▶ _TASK PROMPT_
Among the records below, find each line that includes the string "pièce" and copy it.

▶ _EXERCISE INPUTS_
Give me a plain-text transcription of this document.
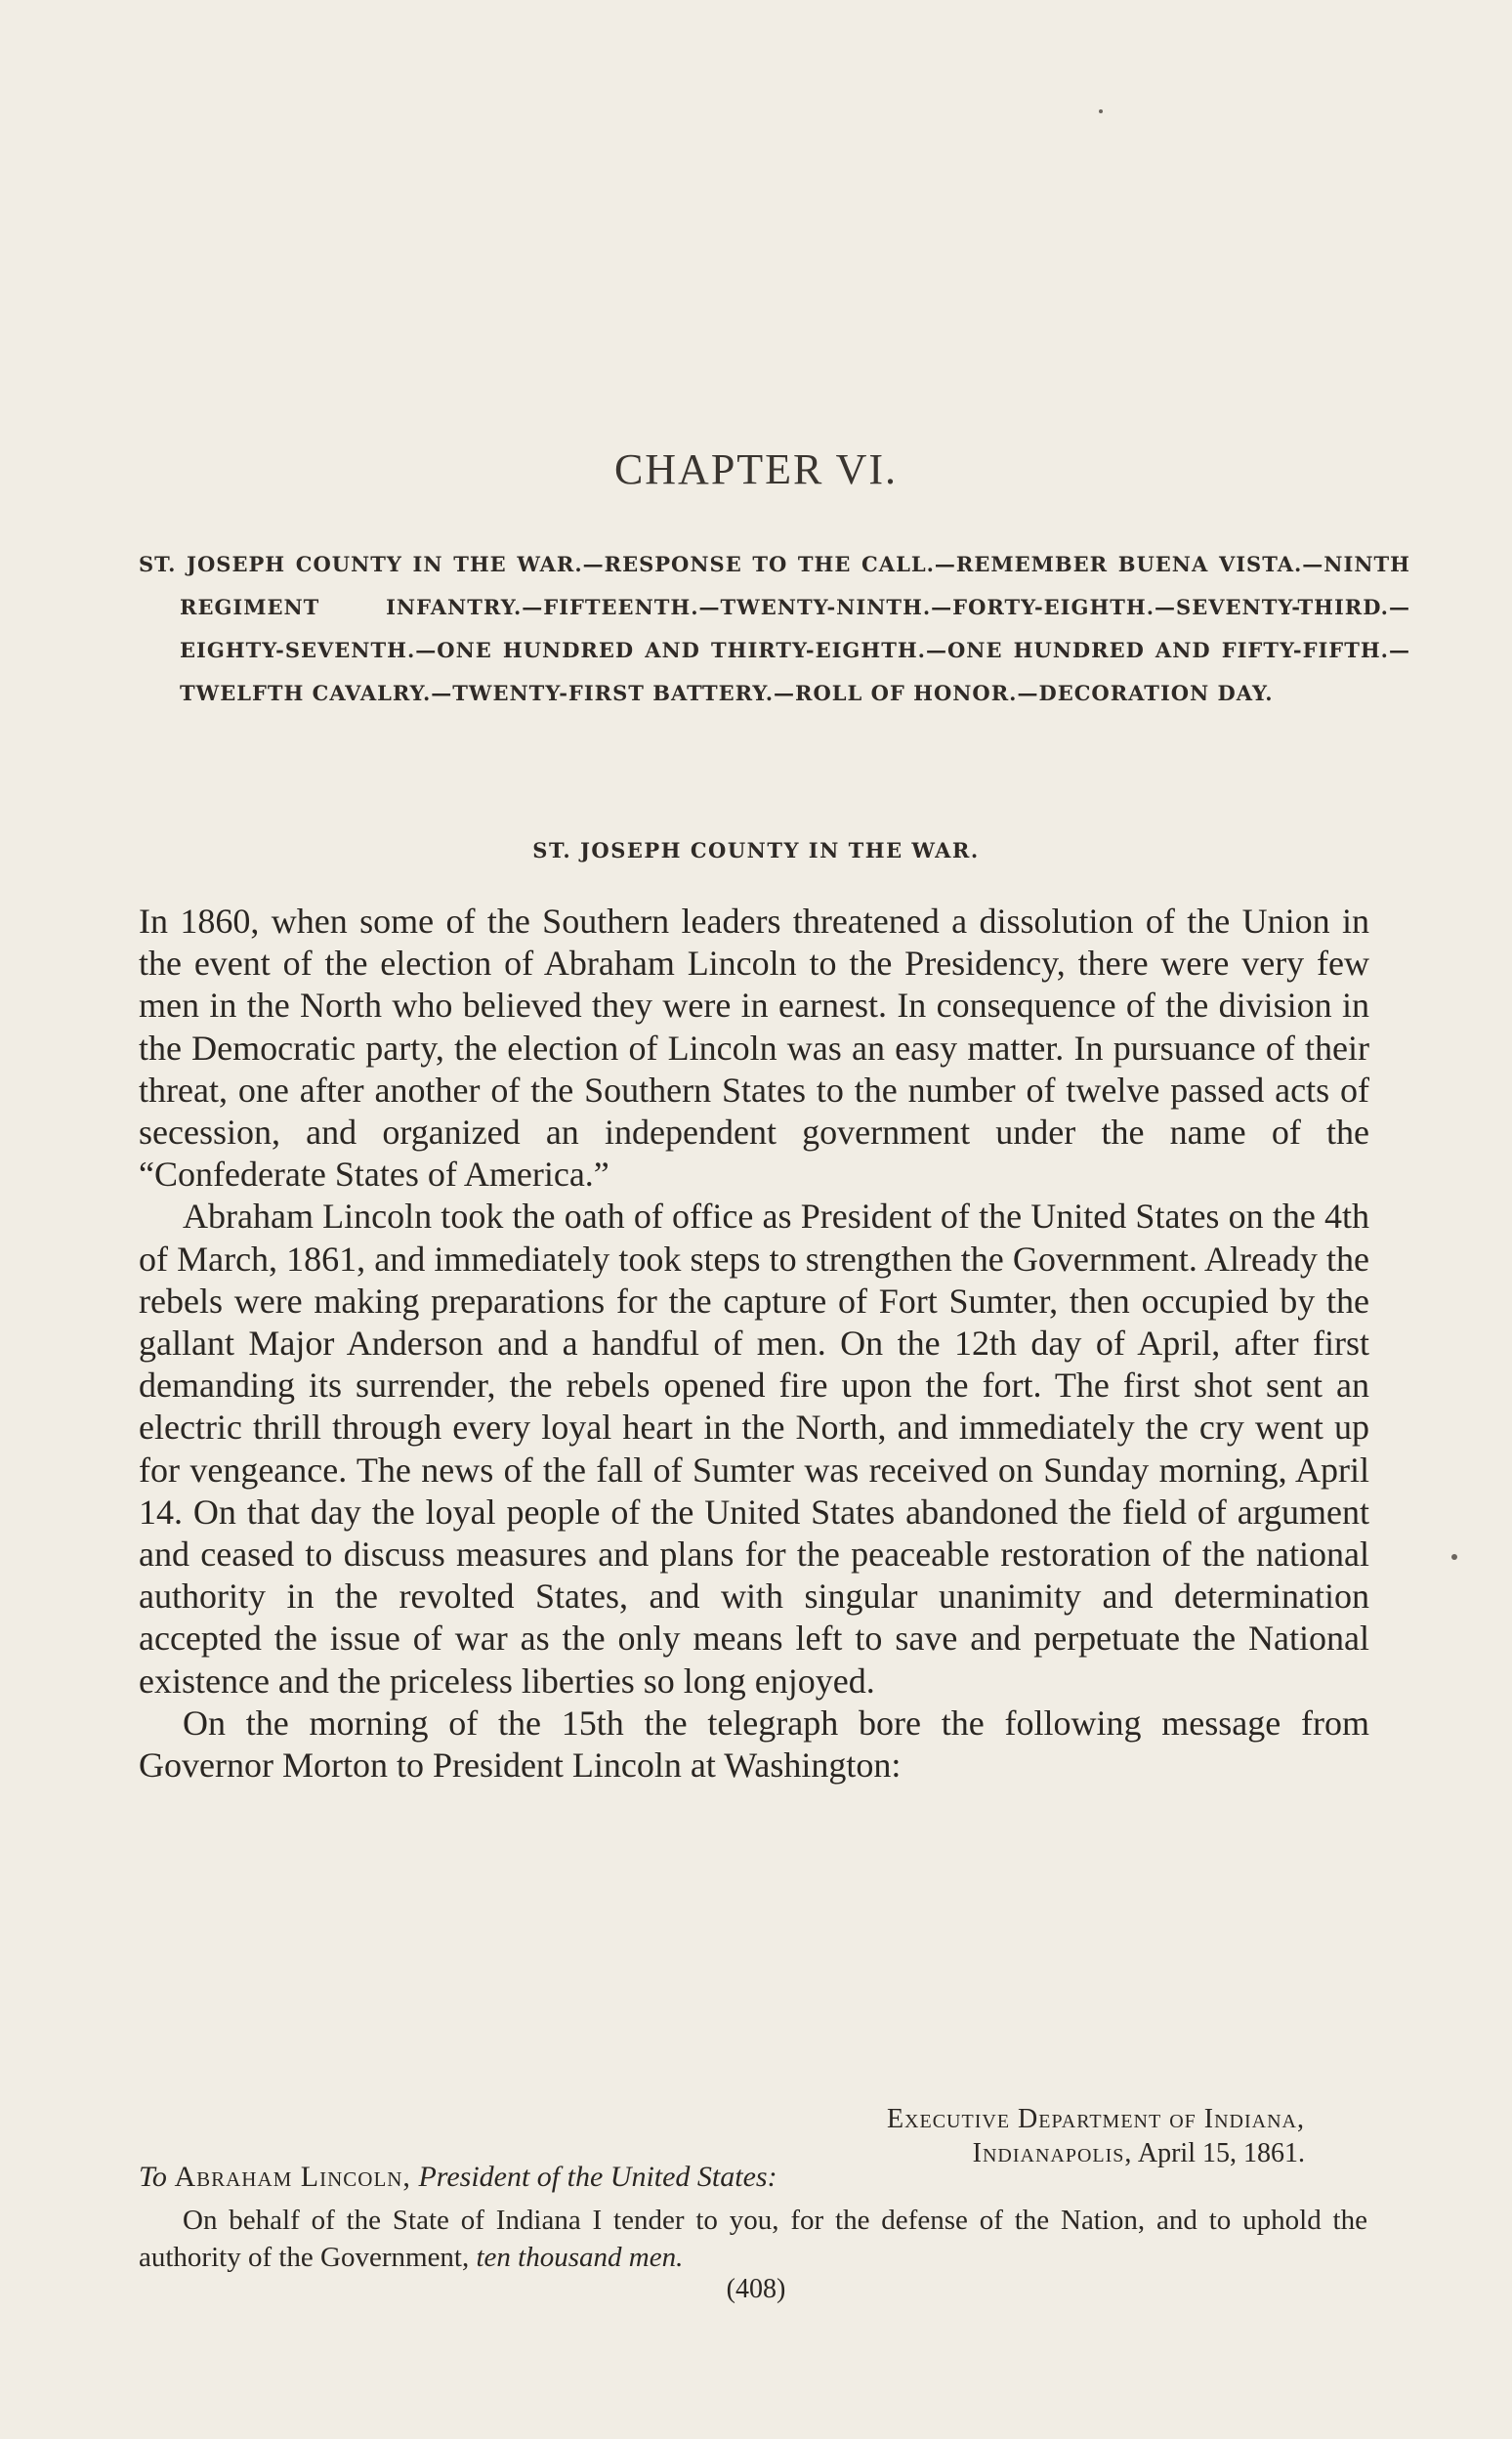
CHAPTER VI.
ST. JOSEPH COUNTY IN THE WAR.—RESPONSE TO THE CALL.—REMEMBER BUENA VISTA.—NINTH REGIMENT INFANTRY.—FIFTEENTH.—TWENTY-NINTH.—FORTY-EIGHTH.—SEVENTY-THIRD.—EIGHTY-SEVENTH.—ONE HUNDRED AND THIRTY-EIGHTH.—ONE HUNDRED AND FIFTY-FIFTH.—TWELFTH CAVALRY.—TWENTY-FIRST BATTERY.—ROLL OF HONOR.—DECORATION DAY.
ST. JOSEPH COUNTY IN THE WAR.

In 1860, when some of the Southern leaders threatened a dissolution of the Union in the event of the election of Abraham Lincoln to the Presidency, there were very few men in the North who believed they were in earnest. In consequence of the division in the Democratic party, the election of Lincoln was an easy matter. In pursuance of their threat, one after another of the Southern States to the number of twelve passed acts of secession, and organized an independent government under the name of the “Confederate States of America.”

Abraham Lincoln took the oath of office as President of the United States on the 4th of March, 1861, and immediately took steps to strengthen the Government. Already the rebels were making preparations for the capture of Fort Sumter, then occupied by the gallant Major Anderson and a handful of men. On the 12th day of April, after first demanding its surrender, the rebels opened fire upon the fort. The first shot sent an electric thrill through every loyal heart in the North, and immediately the cry went up for vengeance. The news of the fall of Sumter was received on Sunday morning, April 14. On that day the loyal people of the United States abandoned the field of argument and ceased to discuss measures and plans for the peaceable restoration of the national authority in the revolted States, and with singular unanimity and determination accepted the issue of war as the only means left to save and perpetuate the National existence and the priceless liberties so long enjoyed.

On the morning of the 15th the telegraph bore the following message from Governor Morton to President Lincoln at Washington:

Executive Department of Indiana,
Indianapolis, April 15, 1861.
To Abraham Lincoln, President of the United States:

On behalf of the State of Indiana I tender to you, for the defense of the Nation, and to uphold the authority of the Government, ten thousand men.

(408)
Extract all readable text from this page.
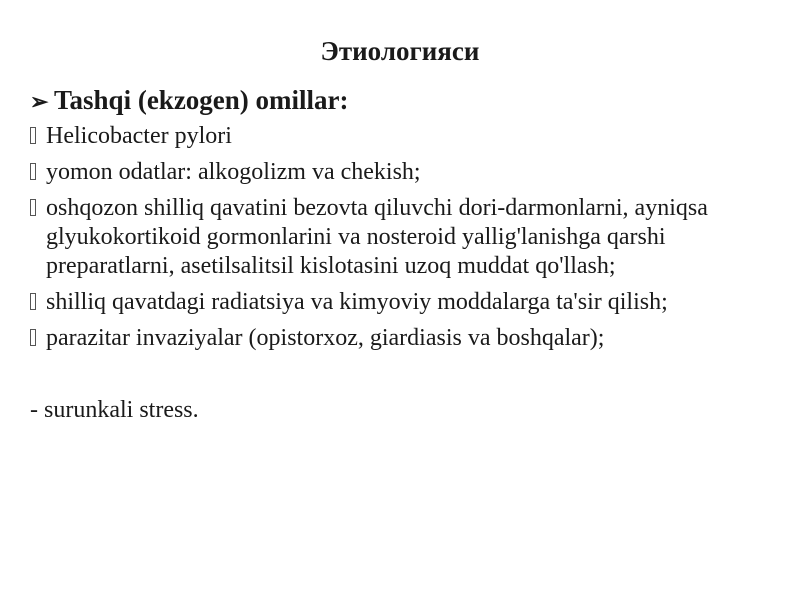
Этиологияси
➢ Tashqi (ekzogen) omillar:
Helicobacter pylori
yomon odatlar: alkogolizm va chekish;
oshqozon shilliq qavatini bezovta qiluvchi dori-darmonlarni, ayniqsa glyukokortikoid gormonlarini va nosteroid yallig'lanishga qarshi preparatlarni, asetilsalitsil kislotasini uzoq muddat qo'llash;
shilliq qavatdagi radiatsiya va kimyoviy moddalarga ta'sir qilish;
parazitar invaziyalar (opistorxoz, giardiasis va boshqalar);
- surunkali stress.
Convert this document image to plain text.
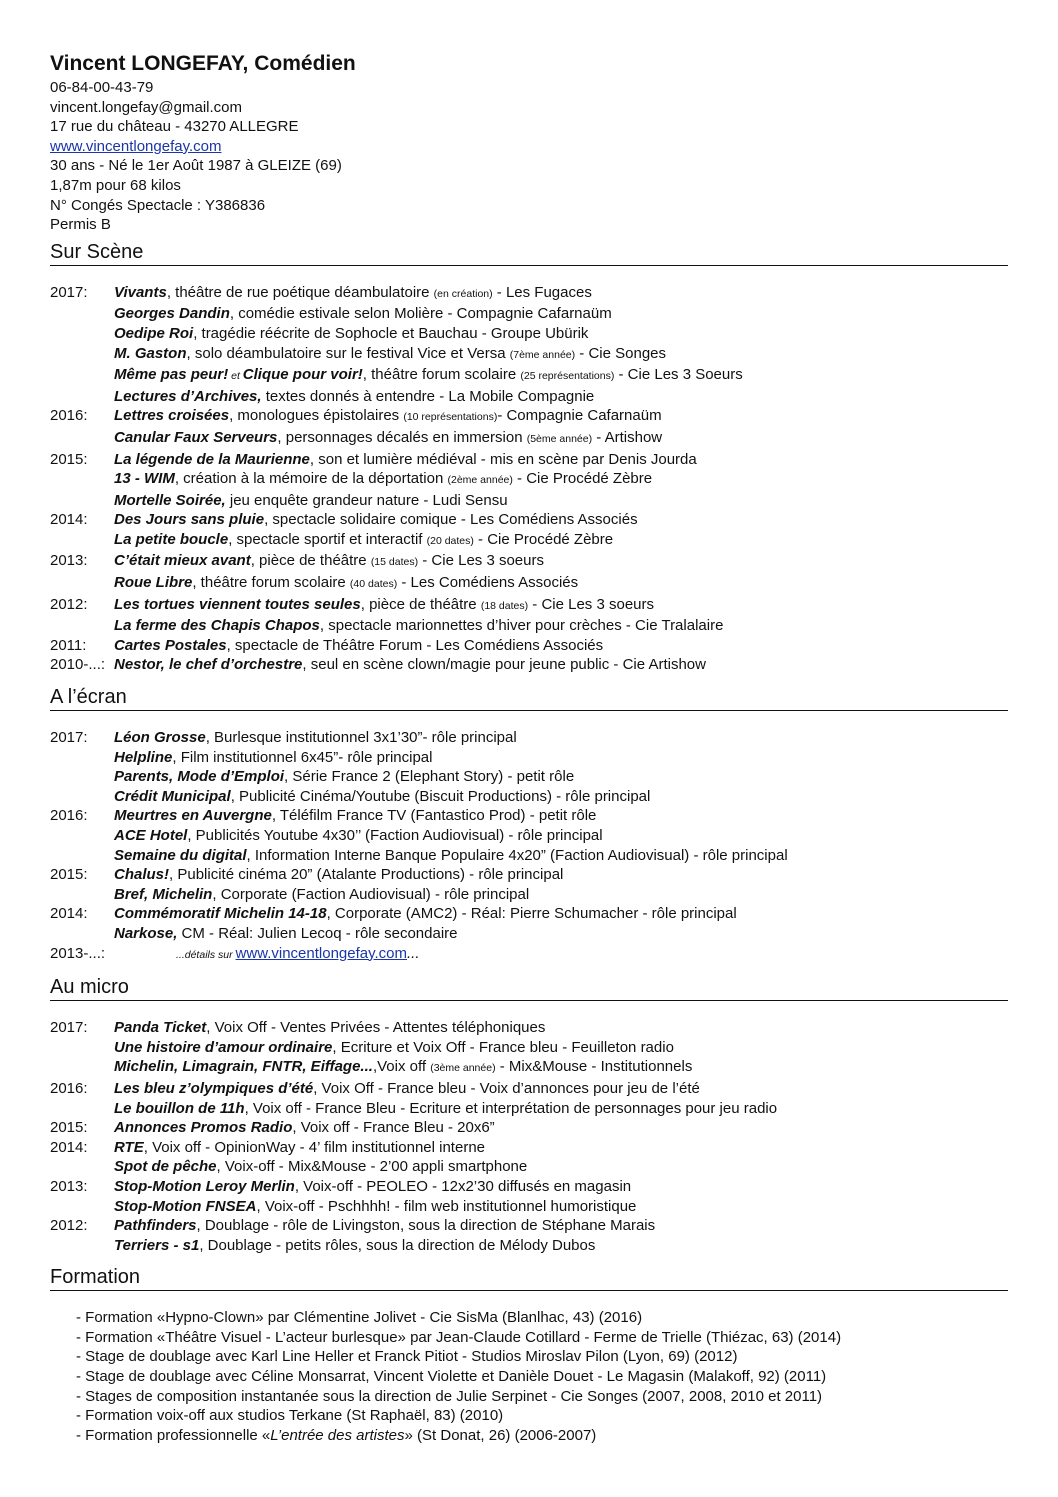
Vincent LONGEFAY, Comédien
06-84-00-43-79
vincent.longefay@gmail.com
17 rue du château - 43270 ALLEGRE
www.vincentlongefay.com
30 ans - Né le 1er Août 1987 à GLEIZE (69)
1,87m pour 68 kilos
N° Congés Spectacle : Y386836
Permis B
Sur Scène
2017:	Vivants, théâtre de rue poétique déambulatoire (en création) - Les Fugaces
Georges Dandin, comédie estivale selon Molière - Compagnie Cafarnaüm
Oedipe Roi, tragédie réécrite de Sophocle et Bauchau - Groupe Ubürik
M. Gaston, solo déambulatoire sur le festival Vice et Versa (7ème année) - Cie Songes
Même pas peur! et Clique pour voir!, théâtre forum scolaire (25 représentations) - Cie Les 3 Soeurs
Lectures d’Archives, textes donnés à entendre - La Mobile Compagnie
2016:	Lettres croisées, monologues épistolaires (10 représentations)- Compagnie Cafarnaüm
Canular Faux Serveurs, personnages décalés en immersion (5ème année) - Artishow
2015:	La légende de la Maurienne, son et lumière médiéval - mis en scène par Denis Jourda
13 - WIM, création à la mémoire de la déportation (2ème année) - Cie Procédé Zèbre
Mortelle Soirée, jeu enquête grandeur nature - Ludi Sensu
2014:	Des Jours sans pluie, spectacle solidaire comique - Les Comédiens Associés
La petite boucle, spectacle sportif et interactif (20 dates) - Cie Procédé Zèbre
2013:	C’était mieux avant, pièce de théâtre (15 dates) - Cie Les 3 soeurs
Roue Libre, théâtre forum scolaire (40 dates) - Les Comédiens Associés
2012:	Les tortues viennent toutes seules, pièce de théâtre (18 dates) - Cie Les 3 soeurs
La ferme des Chapis Chapos, spectacle marionnettes d’hiver pour crèches - Cie Tralalaire
2011:	Cartes Postales, spectacle de Théâtre Forum - Les Comédiens Associés
2010-...: Nestor, le chef d’orchestre, seul en scène clown/magie pour jeune public - Cie Artishow
A l’écran
2017:	Léon Grosse, Burlesque institutionnel 3x1’30”- rôle principal
Helpline, Film institutionnel 6x45”- rôle principal
Parents, Mode d’Emploi, Série France 2 (Elephant Story) - petit rôle
Crédit Municipal, Publicité Cinéma/Youtube (Biscuit Productions) - rôle principal
2016:	Meurtres en Auvergne, Téléfilm France TV (Fantastico Prod) - petit rôle
ACE Hotel, Publicités Youtube 4x30’’ (Faction Audiovisual) - rôle principal
Semaine du digital, Information Interne Banque Populaire 4x20” (Faction Audiovisual) - rôle principal
2015:	Chalus!, Publicité cinéma 20” (Atalante Productions) - rôle principal
Bref, Michelin, Corporate (Faction Audiovisual) - rôle principal
2014:	Commémoratif Michelin 14-18, Corporate (AMC2) - Réal: Pierre Schumacher - rôle principal
Narkose, CM - Réal: Julien Lecoq - rôle secondaire
2013-...:	...détails sur www.vincentlongefay.com...
Au micro
2017:	Panda Ticket, Voix Off - Ventes Privées - Attentes téléphoniques
Une histoire d’amour ordinaire, Ecriture et Voix Off - France bleu - Feuilleton radio
Michelin, Limagrain, FNTR, Eiffage...,Voix off (3ème année) - Mix&Mouse - Institutionnels
2016:	Les bleu z’olympiques d’été, Voix Off - France bleu - Voix d’annonces pour jeu de l’été
Le bouillon de 11h, Voix off - France Bleu - Ecriture et interprétation de personnages pour jeu radio
2015:	Annonces Promos Radio, Voix off - France Bleu - 20x6”
2014:	RTE, Voix off - OpinionWay - 4’ film institutionnel interne
Spot de pêche, Voix-off - Mix&Mouse - 2’00 appli smartphone
2013:	Stop-Motion Leroy Merlin, Voix-off - PEOLEO - 12x2’30 diffusés en magasin
Stop-Motion FNSEA, Voix-off - Pschhhh! - film web institutionnel humoristique
2012:	Pathfinders, Doublage - rôle de Livingston, sous la direction de Stéphane Marais
Terriers - s1, Doublage - petits rôles, sous la direction de Mélody Dubos
Formation
- Formation «Hypno-Clown» par Clémentine Jolivet - Cie SisMa (Blanlhac, 43) (2016)
- Formation «Théâtre Visuel - L’acteur burlesque» par Jean-Claude Cotillard - Ferme de Trielle (Thiézac, 63) (2014)
- Stage de doublage avec Karl Line Heller et Franck Pitiot - Studios Miroslav Pilon (Lyon, 69) (2012)
- Stage de doublage avec Céline Monsarrat, Vincent Violette et Danièle Douet - Le Magasin (Malakoff, 92) (2011)
- Stages de composition instantanée sous la direction de Julie Serpinet - Cie Songes (2007, 2008, 2010 et 2011)
- Formation voix-off aux studios Terkane (St Raphaël, 83) (2010)
- Formation professionnelle « L’entrée des artistes » (St Donat, 26) (2006-2007)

▶ _ANSWER TO THE PROBLEM_
2013:	C’était mieux avant, pièce de théâtre (15 dates) - Cie Les 3 soeurs
2012:	Les tortues viennent toutes seules, pièce de théâtre (18 dates) - Cie Les 3 soeurs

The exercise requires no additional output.